=== Task objective ===
Leave out any pictures and transcribe all other data below exactly.

=== Material ===
>> start
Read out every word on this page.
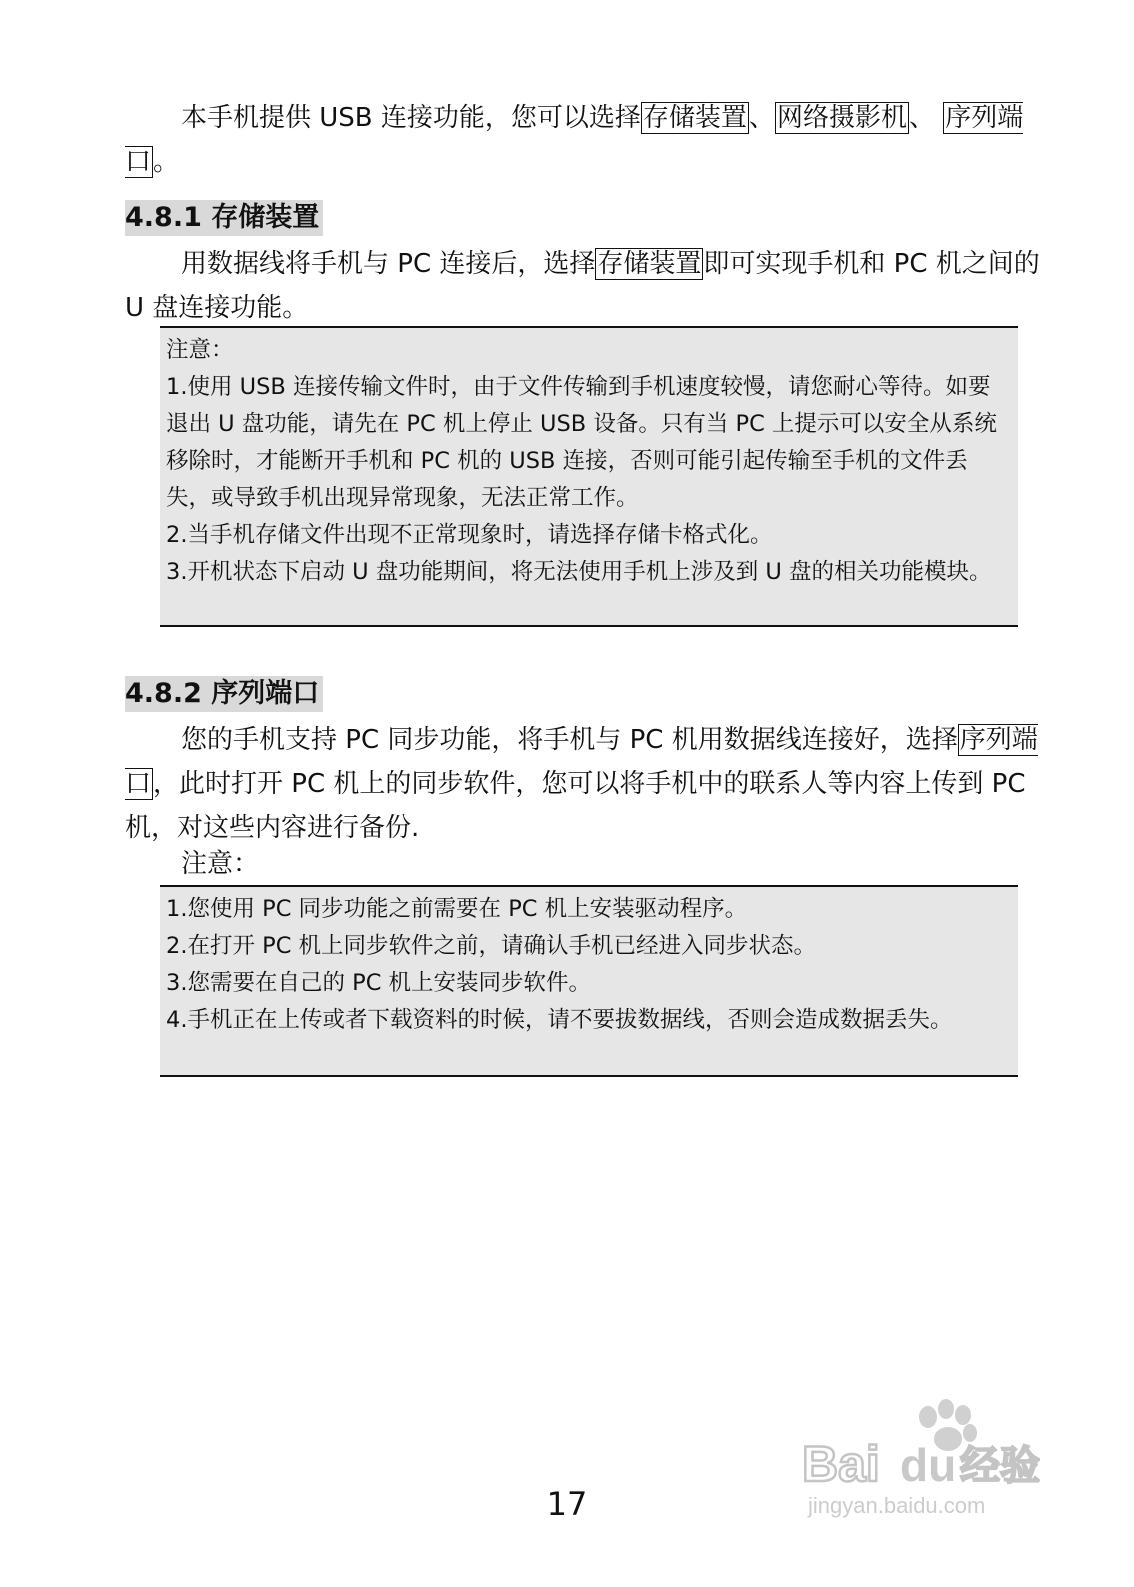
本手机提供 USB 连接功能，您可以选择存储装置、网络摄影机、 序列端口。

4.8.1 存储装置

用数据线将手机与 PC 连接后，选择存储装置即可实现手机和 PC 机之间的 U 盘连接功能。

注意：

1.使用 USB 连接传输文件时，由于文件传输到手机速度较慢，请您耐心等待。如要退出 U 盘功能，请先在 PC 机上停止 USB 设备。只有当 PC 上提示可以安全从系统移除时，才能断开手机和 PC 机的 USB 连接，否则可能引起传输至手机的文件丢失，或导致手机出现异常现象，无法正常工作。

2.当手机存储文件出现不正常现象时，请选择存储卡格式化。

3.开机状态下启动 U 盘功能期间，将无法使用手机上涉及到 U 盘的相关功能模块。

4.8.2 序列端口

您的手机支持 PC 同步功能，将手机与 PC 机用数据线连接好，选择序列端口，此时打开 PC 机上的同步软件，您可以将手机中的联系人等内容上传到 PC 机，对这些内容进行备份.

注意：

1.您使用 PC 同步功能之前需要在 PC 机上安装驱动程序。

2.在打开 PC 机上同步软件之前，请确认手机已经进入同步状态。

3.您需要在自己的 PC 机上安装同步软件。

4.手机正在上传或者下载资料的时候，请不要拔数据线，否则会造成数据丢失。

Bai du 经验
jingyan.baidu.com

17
>> end
=== The result ===
Read out every word on this page.
本手机提供 USB 连接功能，您可以选择存储装置、网络摄影机、 序列端口。

4.8.1 存储装置

用数据线将手机与 PC 连接后，选择存储装置即可实现手机和 PC 机之间的 U 盘连接功能。

注意：

1.使用 USB 连接传输文件时，由于文件传输到手机速度较慢，请您耐心等待。如要退出 U 盘功能，请先在 PC 机上停止 USB 设备。只有当 PC 上提示可以安全从系统移除时，才能断开手机和 PC 机的 USB 连接，否则可能引起传输至手机的文件丢失，或导致手机出现异常现象，无法正常工作。

2.当手机存储文件出现不正常现象时，请选择存储卡格式化。

3.开机状态下启动 U 盘功能期间，将无法使用手机上涉及到 U 盘的相关功能模块。

4.8.2 序列端口

您的手机支持 PC 同步功能，将手机与 PC 机用数据线连接好，选择序列端口，此时打开 PC 机上的同步软件，您可以将手机中的联系人等内容上传到 PC 机，对这些内容进行备份.

注意：

1.您使用 PC 同步功能之前需要在 PC 机上安装驱动程序。

2.在打开 PC 机上同步软件之前，请确认手机已经进入同步状态。

3.您需要在自己的 PC 机上安装同步软件。

4.手机正在上传或者下载资料的时候，请不要拔数据线，否则会造成数据丢失。

Bai du 经验
jingyan.baidu.com

17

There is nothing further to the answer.